╭─ Source material

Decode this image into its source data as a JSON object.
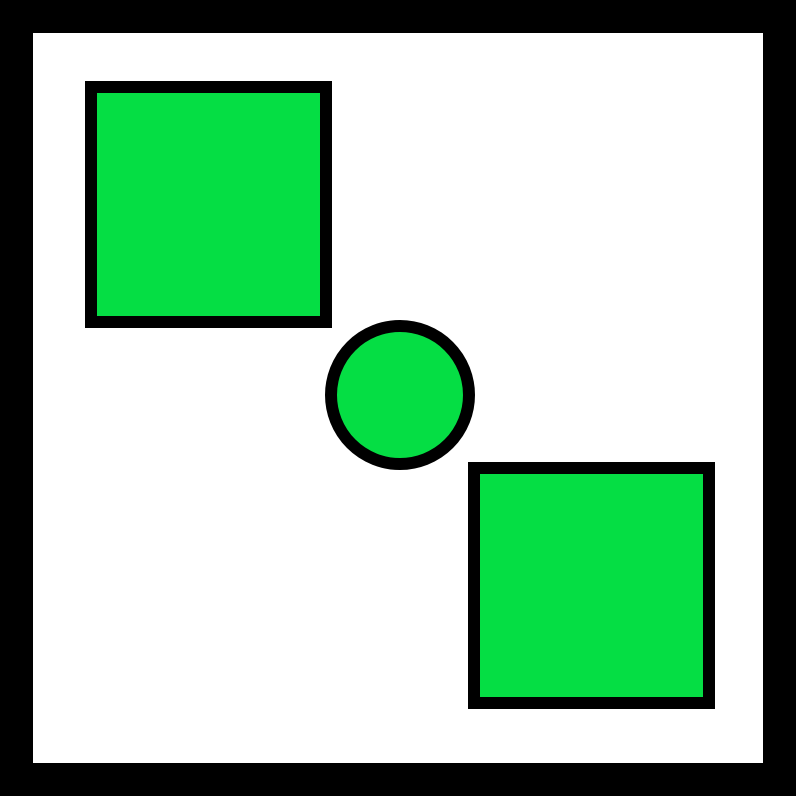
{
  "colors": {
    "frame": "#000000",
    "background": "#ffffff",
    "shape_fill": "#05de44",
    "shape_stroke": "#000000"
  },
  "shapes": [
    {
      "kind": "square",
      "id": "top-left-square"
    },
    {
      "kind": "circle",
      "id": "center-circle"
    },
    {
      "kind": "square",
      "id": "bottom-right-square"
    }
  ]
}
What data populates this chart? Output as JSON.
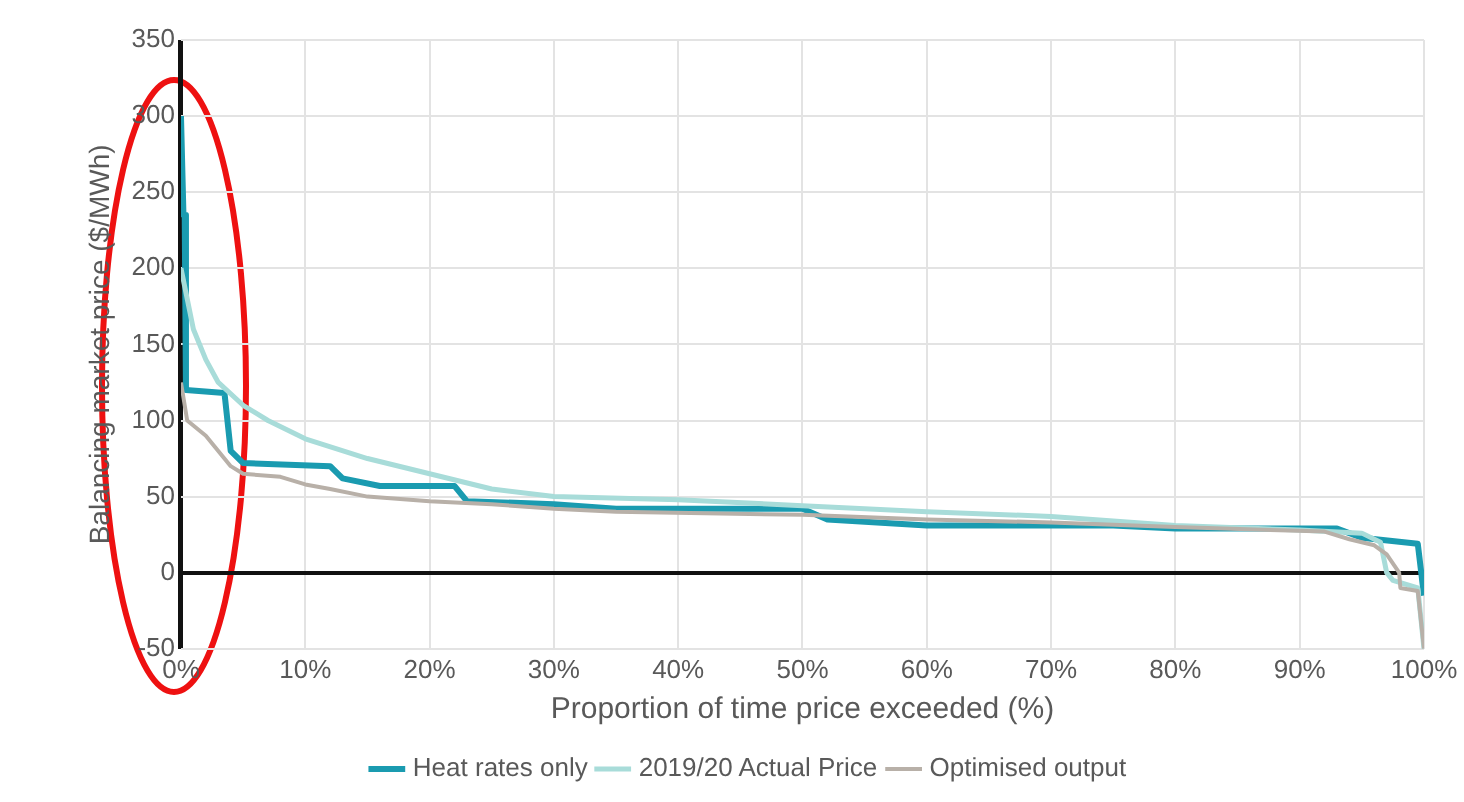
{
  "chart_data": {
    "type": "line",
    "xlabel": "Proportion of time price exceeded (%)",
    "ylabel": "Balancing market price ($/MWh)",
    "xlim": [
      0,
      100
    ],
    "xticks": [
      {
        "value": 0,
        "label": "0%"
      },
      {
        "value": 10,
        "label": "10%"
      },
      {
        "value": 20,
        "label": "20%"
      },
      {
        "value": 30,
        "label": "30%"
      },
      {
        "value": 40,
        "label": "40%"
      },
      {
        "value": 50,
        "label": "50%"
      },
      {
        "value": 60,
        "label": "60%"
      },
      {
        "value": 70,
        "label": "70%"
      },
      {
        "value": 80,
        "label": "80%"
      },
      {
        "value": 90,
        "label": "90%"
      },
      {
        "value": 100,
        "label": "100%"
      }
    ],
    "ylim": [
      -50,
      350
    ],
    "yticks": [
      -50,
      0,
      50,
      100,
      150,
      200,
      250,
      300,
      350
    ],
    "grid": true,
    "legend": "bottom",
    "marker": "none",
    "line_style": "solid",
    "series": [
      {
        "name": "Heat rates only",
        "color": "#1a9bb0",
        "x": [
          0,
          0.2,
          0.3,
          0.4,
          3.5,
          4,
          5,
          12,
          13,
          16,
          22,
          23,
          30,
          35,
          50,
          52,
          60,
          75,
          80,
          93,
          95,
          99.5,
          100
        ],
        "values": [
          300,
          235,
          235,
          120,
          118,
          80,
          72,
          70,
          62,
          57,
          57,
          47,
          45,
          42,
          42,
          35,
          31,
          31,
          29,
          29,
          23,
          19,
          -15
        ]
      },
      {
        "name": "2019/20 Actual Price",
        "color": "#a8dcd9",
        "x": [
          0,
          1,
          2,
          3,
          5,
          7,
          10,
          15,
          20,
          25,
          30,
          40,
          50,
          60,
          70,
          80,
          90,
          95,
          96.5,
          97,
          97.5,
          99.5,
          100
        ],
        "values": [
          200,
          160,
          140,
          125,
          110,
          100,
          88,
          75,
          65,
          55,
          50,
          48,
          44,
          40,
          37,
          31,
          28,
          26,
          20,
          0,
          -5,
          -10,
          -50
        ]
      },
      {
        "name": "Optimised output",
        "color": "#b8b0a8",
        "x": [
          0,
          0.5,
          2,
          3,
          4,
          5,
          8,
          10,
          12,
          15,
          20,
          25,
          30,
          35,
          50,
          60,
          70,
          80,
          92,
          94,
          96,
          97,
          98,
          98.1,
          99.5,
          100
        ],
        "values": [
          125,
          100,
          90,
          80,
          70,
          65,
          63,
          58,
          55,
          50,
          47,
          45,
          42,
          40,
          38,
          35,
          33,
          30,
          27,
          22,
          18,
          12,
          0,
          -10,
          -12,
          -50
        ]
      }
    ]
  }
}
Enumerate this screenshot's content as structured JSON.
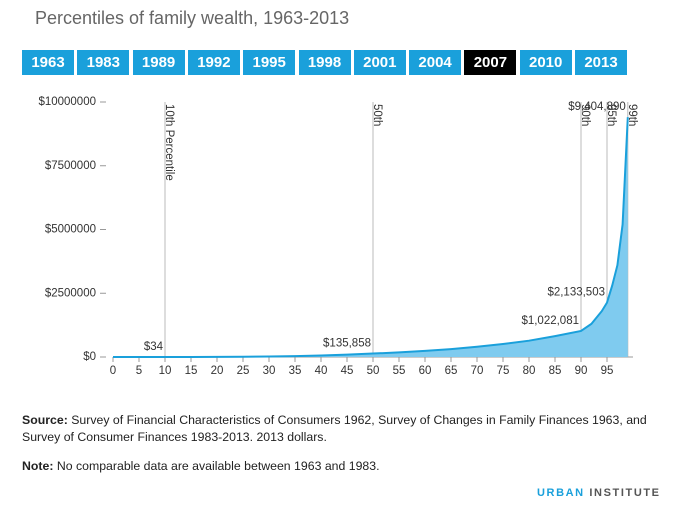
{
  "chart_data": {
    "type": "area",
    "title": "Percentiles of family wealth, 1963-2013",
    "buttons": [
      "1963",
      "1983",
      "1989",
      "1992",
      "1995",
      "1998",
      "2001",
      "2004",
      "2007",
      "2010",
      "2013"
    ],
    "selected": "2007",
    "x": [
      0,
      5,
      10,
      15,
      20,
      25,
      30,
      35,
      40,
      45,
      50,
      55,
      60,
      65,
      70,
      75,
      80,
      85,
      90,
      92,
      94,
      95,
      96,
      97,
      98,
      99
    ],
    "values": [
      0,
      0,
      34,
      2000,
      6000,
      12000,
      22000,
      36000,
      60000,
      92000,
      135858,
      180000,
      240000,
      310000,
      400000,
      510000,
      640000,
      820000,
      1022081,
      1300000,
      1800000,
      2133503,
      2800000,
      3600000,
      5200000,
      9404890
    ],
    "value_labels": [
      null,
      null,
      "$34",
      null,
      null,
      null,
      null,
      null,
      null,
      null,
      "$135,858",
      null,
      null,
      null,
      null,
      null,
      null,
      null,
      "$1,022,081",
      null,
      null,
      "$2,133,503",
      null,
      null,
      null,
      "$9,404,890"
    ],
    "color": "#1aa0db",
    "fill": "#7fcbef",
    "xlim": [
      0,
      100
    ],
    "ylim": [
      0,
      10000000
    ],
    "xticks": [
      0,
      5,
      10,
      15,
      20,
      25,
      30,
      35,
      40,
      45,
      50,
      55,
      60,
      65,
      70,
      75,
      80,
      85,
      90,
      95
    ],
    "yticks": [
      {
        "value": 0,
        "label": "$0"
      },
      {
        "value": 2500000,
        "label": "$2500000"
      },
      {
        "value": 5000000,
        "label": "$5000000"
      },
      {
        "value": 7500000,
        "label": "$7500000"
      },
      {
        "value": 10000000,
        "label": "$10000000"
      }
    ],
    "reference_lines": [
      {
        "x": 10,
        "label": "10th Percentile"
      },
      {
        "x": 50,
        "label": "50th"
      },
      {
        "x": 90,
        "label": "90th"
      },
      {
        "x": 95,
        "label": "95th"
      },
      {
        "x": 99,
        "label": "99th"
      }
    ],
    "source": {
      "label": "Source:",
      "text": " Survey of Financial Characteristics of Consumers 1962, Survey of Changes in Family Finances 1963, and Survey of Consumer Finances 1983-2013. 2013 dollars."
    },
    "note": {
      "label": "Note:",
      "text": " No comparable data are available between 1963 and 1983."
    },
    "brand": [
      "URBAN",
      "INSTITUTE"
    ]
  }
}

╰─
╭─ Source material

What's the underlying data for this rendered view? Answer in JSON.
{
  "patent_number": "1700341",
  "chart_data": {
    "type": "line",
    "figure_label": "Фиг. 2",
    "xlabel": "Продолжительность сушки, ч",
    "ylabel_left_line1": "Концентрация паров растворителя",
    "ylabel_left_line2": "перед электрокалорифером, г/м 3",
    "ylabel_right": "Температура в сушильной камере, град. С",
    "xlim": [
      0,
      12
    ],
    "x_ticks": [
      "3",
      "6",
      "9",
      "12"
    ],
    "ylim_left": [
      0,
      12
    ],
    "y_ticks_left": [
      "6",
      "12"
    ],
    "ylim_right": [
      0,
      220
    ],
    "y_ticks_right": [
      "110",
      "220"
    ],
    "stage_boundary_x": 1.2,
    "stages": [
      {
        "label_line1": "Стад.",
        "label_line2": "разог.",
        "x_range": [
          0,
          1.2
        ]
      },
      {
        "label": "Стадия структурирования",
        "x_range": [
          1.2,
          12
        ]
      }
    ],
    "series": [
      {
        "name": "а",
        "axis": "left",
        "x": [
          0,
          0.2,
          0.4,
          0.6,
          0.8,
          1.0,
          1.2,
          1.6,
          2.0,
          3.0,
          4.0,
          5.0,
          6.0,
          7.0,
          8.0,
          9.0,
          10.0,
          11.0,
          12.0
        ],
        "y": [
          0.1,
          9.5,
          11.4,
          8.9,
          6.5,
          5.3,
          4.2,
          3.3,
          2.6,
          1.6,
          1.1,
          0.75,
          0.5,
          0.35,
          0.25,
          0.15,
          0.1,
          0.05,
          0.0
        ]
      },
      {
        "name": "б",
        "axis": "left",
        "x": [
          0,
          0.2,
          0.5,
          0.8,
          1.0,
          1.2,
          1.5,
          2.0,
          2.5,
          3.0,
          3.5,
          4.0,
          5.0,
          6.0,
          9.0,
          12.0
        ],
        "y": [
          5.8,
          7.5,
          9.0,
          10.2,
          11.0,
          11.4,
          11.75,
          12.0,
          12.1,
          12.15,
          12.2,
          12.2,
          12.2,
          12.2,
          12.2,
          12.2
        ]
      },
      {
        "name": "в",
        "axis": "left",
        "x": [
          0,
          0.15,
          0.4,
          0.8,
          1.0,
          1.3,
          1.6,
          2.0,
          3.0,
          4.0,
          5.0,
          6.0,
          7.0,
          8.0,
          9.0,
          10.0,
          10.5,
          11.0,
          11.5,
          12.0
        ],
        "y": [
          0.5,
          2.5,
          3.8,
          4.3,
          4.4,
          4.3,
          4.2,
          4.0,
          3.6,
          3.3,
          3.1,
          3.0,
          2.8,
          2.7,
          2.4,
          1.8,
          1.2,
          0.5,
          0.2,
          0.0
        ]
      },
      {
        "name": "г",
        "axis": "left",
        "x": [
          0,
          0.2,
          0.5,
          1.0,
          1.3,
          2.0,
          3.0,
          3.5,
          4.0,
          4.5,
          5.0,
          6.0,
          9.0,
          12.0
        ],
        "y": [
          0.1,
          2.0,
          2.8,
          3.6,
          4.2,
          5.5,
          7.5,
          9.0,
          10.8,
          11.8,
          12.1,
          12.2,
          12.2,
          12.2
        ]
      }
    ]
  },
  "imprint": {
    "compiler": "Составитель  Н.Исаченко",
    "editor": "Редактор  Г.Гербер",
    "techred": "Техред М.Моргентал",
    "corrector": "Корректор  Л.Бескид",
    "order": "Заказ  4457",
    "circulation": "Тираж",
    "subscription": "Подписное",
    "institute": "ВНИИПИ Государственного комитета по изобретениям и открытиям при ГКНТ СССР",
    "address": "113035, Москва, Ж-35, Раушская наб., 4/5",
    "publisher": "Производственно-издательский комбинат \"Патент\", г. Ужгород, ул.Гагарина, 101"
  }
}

╰─

**Written request**
Every line above that contains the word "this" should be reported.

**The solution**
Decode this image into its source data as a JSON object.
What data populates this chart? Output as JSON.
Enumerate this screenshot's content as structured JSON.
What's the underlying data for this rendered view? Answer in JSON.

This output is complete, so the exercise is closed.